### RECORD SET
------------------------

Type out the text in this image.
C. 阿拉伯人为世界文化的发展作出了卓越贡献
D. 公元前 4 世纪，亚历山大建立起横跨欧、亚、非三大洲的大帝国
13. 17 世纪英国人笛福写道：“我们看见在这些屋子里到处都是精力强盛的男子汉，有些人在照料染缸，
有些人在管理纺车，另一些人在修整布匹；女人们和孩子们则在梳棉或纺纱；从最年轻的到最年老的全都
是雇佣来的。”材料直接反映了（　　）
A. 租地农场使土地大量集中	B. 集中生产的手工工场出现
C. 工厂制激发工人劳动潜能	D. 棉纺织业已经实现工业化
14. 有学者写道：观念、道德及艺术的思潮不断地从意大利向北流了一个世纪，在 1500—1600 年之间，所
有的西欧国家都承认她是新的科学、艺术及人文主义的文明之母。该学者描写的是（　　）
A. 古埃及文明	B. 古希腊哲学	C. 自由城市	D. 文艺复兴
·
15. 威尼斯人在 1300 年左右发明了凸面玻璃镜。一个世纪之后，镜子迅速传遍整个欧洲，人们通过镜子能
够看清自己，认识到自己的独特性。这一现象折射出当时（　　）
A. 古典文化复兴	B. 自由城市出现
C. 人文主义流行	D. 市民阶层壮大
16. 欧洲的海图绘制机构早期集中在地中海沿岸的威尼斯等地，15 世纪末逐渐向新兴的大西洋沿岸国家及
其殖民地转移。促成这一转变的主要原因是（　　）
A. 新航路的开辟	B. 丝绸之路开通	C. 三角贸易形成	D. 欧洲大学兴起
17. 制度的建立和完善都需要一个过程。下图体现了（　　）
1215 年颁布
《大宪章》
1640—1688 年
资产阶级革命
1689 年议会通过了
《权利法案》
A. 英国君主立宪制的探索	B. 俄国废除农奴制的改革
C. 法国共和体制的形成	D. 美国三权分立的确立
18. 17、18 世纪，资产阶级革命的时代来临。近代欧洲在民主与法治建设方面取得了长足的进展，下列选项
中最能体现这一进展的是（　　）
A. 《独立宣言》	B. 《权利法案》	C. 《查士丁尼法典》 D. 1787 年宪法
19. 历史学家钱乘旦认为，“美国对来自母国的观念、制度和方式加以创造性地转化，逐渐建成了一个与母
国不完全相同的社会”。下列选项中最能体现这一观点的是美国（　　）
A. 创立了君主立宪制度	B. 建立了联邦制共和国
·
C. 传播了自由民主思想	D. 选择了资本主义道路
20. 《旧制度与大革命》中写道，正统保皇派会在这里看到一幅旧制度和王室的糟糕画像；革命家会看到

------------------------

Copy out the whole listing exactly; please set it all down.

### THE OUTPUT
Type out the text in this image.
C. 阿拉伯人为世界文化的发展作出了卓越贡献
D. 公元前 4 世纪，亚历山大建立起横跨欧、亚、非三大洲的大帝国
13. 17 世纪英国人笛福写道：“我们看见在这些屋子里到处都是精力强盛的男子汉，有些人在照料染缸，
有些人在管理纺车，另一些人在修整布匹；女人们和孩子们则在梳棉或纺纱；从最年轻的到最年老的全都
是雇佣来的。”材料直接反映了（　　）
A. 租地农场使土地大量集中	B. 集中生产的手工工场出现
C. 工厂制激发工人劳动潜能	D. 棉纺织业已经实现工业化
14. 有学者写道：观念、道德及艺术的思潮不断地从意大利向北流了一个世纪，在 1500—1600 年之间，所
有的西欧国家都承认她是新的科学、艺术及人文主义的文明之母。该学者描写的是（　　）
A. 古埃及文明	B. 古希腊哲学	C. 自由城市	D. 文艺复兴
·
15. 威尼斯人在 1300 年左右发明了凸面玻璃镜。一个世纪之后，镜子迅速传遍整个欧洲，人们通过镜子能
够看清自己，认识到自己的独特性。这一现象折射出当时（　　）
A. 古典文化复兴	B. 自由城市出现
C. 人文主义流行	D. 市民阶层壮大
16. 欧洲的海图绘制机构早期集中在地中海沿岸的威尼斯等地，15 世纪末逐渐向新兴的大西洋沿岸国家及
其殖民地转移。促成这一转变的主要原因是（　　）
A. 新航路的开辟	B. 丝绸之路开通	C. 三角贸易形成	D. 欧洲大学兴起
17. 制度的建立和完善都需要一个过程。下图体现了（　　）
1215 年颁布
《大宪章》
1640—1688 年
资产阶级革命
1689 年议会通过了
《权利法案》
A. 英国君主立宪制的探索	B. 俄国废除农奴制的改革
C. 法国共和体制的形成	D. 美国三权分立的确立
18. 17、18 世纪，资产阶级革命的时代来临。近代欧洲在民主与法治建设方面取得了长足的进展，下列选项
中最能体现这一进展的是（　　）
A. 《独立宣言》	B. 《权利法案》	C. 《查士丁尼法典》 D. 1787 年宪法
19. 历史学家钱乘旦认为，“美国对来自母国的观念、制度和方式加以创造性地转化，逐渐建成了一个与母
国不完全相同的社会”。下列选项中最能体现这一观点的是美国（　　）
A. 创立了君主立宪制度	B. 建立了联邦制共和国
·
C. 传播了自由民主思想	D. 选择了资本主义道路
20. 《旧制度与大革命》中写道，正统保皇派会在这里看到一幅旧制度和王室的糟糕画像；革命家会看到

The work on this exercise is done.